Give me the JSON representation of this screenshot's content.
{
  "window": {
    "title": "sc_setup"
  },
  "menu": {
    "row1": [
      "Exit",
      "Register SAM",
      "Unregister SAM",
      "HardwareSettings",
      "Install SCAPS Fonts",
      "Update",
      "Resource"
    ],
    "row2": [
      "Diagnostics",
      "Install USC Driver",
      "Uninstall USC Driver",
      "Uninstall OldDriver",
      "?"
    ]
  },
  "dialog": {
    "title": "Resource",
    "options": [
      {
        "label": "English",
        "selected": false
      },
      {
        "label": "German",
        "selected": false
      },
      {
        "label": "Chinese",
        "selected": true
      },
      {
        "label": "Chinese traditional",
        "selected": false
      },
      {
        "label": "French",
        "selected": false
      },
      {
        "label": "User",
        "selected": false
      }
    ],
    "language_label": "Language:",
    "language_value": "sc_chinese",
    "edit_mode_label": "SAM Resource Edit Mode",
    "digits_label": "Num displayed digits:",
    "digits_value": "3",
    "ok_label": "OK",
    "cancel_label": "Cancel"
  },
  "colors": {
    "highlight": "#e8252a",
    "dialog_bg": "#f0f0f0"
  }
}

## Directive
Your task is to repeat the data exactly, with nothing left out.

## The output
Give me the JSON representation of this screenshot's content.
{
  "window": {
    "title": "sc_setup"
  },
  "menu": {
    "row1": [
      "Exit",
      "Register SAM",
      "Unregister SAM",
      "HardwareSettings",
      "Install SCAPS Fonts",
      "Update",
      "Resource"
    ],
    "row2": [
      "Diagnostics",
      "Install USC Driver",
      "Uninstall USC Driver",
      "Uninstall OldDriver",
      "?"
    ]
  },
  "dialog": {
    "title": "Resource",
    "options": [
      {
        "label": "English",
        "selected": false
      },
      {
        "label": "German",
        "selected": false
      },
      {
        "label": "Chinese",
        "selected": true
      },
      {
        "label": "Chinese traditional",
        "selected": false
      },
      {
        "label": "French",
        "selected": false
      },
      {
        "label": "User",
        "selected": false
      }
    ],
    "language_label": "Language:",
    "language_value": "sc_chinese",
    "edit_mode_label": "SAM Resource Edit Mode",
    "digits_label": "Num displayed digits:",
    "digits_value": "3",
    "ok_label": "OK",
    "cancel_label": "Cancel"
  },
  "colors": {
    "highlight": "#e8252a",
    "dialog_bg": "#f0f0f0"
  }
}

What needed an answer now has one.